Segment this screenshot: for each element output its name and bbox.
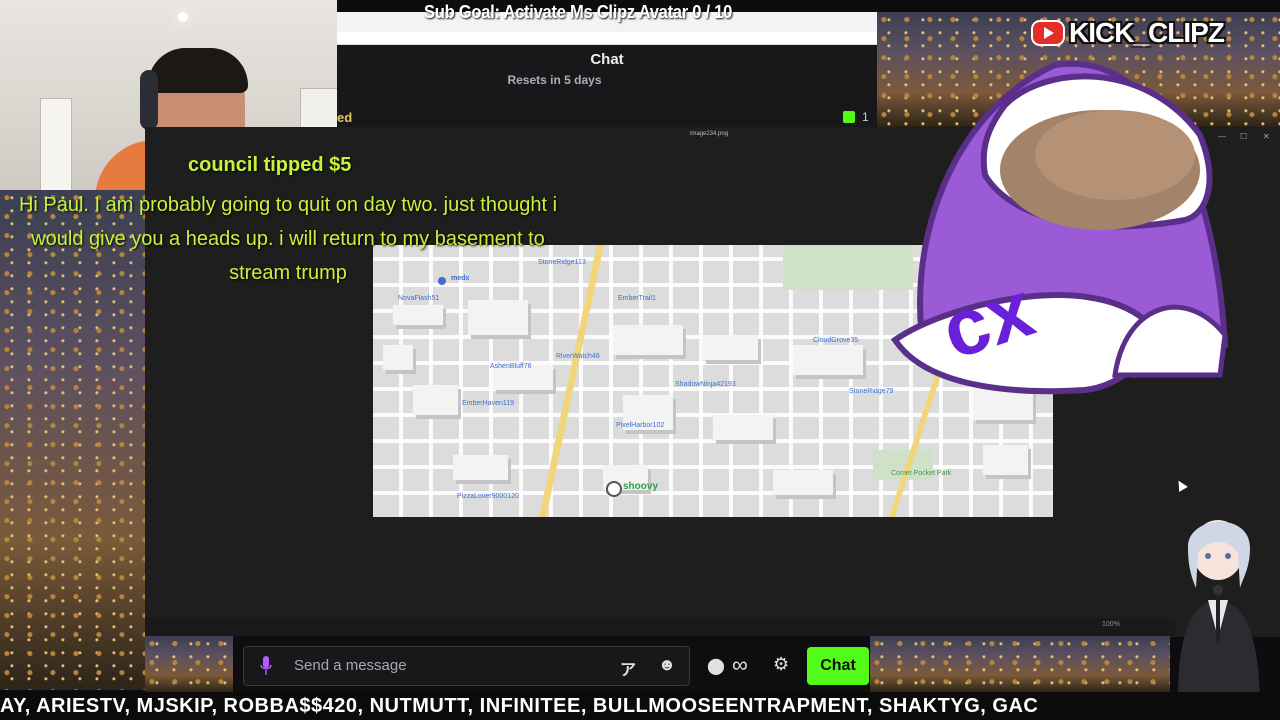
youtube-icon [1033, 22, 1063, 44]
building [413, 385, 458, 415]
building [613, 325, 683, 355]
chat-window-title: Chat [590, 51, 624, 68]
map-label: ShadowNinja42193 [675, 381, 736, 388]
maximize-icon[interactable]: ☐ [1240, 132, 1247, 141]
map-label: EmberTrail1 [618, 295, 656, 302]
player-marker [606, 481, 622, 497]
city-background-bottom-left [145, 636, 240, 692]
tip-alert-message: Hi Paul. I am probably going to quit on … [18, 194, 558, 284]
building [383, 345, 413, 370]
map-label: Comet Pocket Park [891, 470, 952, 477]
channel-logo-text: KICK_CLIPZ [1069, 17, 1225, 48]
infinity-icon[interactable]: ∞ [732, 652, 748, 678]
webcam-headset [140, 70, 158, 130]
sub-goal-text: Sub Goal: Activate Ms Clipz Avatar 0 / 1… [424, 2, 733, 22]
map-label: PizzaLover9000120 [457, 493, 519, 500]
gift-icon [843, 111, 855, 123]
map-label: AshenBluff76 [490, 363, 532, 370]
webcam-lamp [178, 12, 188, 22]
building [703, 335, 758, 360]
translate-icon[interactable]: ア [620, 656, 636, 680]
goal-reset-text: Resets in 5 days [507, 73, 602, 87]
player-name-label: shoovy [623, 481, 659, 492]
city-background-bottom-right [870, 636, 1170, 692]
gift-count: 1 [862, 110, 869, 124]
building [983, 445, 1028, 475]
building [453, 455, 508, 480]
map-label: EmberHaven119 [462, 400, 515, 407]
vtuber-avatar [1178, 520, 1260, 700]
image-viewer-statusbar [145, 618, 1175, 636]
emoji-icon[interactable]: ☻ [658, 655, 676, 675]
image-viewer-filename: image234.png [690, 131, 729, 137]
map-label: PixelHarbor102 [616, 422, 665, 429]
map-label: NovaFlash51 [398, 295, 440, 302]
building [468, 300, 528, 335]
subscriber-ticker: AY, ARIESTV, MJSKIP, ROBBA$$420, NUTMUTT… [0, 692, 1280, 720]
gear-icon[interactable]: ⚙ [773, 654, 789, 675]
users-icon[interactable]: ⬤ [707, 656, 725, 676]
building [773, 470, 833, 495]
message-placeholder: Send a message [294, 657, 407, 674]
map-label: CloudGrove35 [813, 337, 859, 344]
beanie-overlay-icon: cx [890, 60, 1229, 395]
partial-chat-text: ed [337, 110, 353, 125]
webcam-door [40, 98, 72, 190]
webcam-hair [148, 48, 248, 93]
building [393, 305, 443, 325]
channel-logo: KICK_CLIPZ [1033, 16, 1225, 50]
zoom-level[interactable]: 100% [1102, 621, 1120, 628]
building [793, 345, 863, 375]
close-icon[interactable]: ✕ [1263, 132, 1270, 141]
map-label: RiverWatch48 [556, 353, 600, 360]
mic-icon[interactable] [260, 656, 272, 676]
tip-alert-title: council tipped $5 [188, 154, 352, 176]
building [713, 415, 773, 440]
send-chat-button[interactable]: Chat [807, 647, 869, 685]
○ ○ ○ ○ ○
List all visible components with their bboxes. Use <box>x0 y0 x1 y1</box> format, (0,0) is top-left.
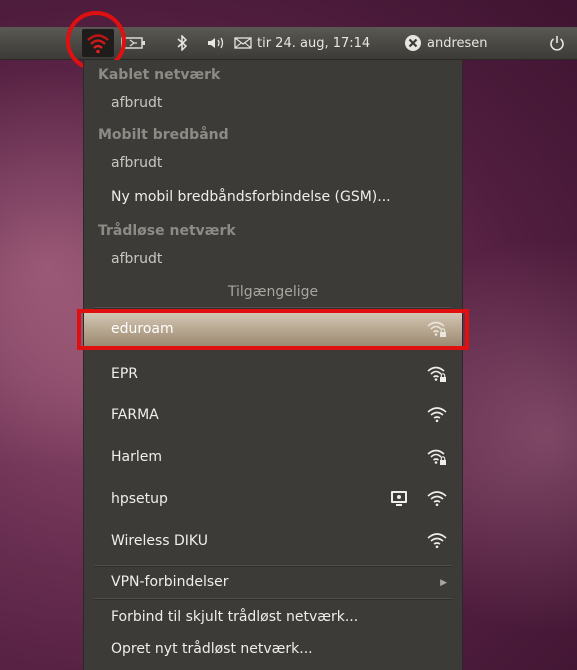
○ ○ ○ ○ ○
_OPDRACHT_
Zet het stuk van de listing vanaf de regel met "Segment this screenshot: for" tot en met de regel met "player-marker [606, 481, 622, 497]" om in een Markdown-tabel met de kolommen Nr en Regel, waarbij Nr het rijnummer is. Laat lege regels en de afbeeldingen weg.

_JUISTE ANTWOORD_
| Nr | Regel |
|---|---|
| 1 | Segment this screenshot: for each element output its name and bbox. |
| 2 | youtube-icon [1033, 22, 1063, 44] |
| 3 | building [413, 385, 458, 415] |
| 4 | building [613, 325, 683, 355] |
| 5 | chat-window-title: Chat [590, 51, 624, 68] |
| 6 | map-label: ShadowNinja42193 [675, 381, 736, 388] |
| 7 | maximize-icon[interactable]: ☐ [1240, 132, 1247, 141] |
| 8 | map-label: EmberTrail1 [618, 295, 656, 302] |
| 9 | player-marker [606, 481, 622, 497] |